* Written request: Below is a block of records. Copy every line in it that contains the word "bottom".

* Available records:
---

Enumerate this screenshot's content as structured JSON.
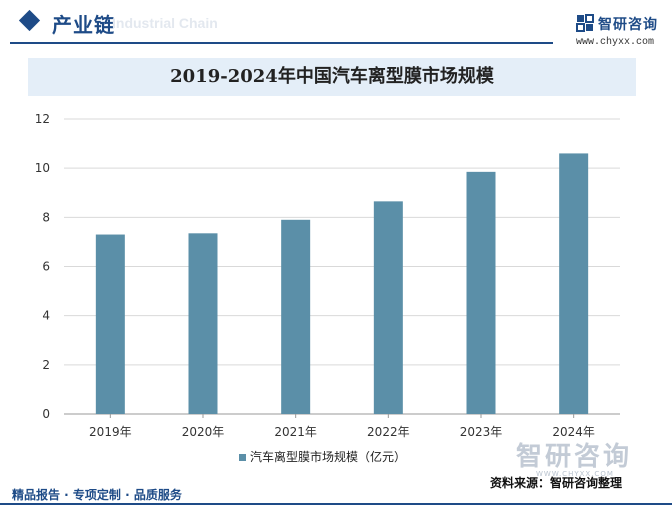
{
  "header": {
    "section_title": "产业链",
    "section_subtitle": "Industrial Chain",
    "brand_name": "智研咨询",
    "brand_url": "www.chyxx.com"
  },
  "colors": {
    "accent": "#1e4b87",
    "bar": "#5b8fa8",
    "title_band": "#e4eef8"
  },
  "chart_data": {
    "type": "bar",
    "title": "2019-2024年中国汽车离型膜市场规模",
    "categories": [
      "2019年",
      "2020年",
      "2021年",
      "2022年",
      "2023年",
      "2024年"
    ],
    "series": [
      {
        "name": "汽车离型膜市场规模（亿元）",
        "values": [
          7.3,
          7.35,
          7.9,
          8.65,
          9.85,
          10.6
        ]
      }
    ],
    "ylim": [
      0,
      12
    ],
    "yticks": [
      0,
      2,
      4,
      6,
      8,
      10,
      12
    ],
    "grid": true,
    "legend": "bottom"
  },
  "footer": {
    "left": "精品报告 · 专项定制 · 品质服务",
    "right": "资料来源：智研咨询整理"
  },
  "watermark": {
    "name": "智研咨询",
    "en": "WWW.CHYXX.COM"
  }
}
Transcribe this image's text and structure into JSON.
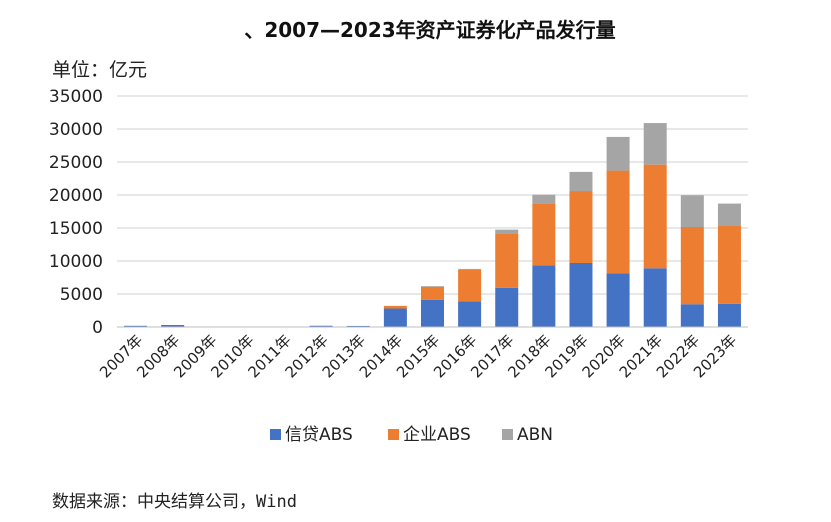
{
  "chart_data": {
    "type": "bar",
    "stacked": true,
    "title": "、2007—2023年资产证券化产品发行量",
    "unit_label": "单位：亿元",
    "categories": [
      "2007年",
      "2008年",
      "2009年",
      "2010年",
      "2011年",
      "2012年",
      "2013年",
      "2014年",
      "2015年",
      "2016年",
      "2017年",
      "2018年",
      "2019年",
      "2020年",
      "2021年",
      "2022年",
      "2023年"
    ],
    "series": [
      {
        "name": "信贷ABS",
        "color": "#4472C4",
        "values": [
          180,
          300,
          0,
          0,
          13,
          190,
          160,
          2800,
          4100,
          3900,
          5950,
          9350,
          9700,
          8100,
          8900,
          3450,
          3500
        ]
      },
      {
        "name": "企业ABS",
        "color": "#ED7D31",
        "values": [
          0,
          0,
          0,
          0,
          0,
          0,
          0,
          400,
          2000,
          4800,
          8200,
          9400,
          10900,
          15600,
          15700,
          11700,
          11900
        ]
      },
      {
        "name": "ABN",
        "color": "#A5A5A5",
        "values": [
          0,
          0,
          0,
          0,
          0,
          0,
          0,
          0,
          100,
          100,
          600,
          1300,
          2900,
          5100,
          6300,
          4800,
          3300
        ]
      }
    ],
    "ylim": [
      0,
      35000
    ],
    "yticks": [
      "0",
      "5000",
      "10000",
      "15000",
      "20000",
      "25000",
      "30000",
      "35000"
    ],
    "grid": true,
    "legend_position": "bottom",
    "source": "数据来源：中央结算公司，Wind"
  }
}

---

* Solved exercise:
    "legend": "bottom"
    "legend_position": "bottom",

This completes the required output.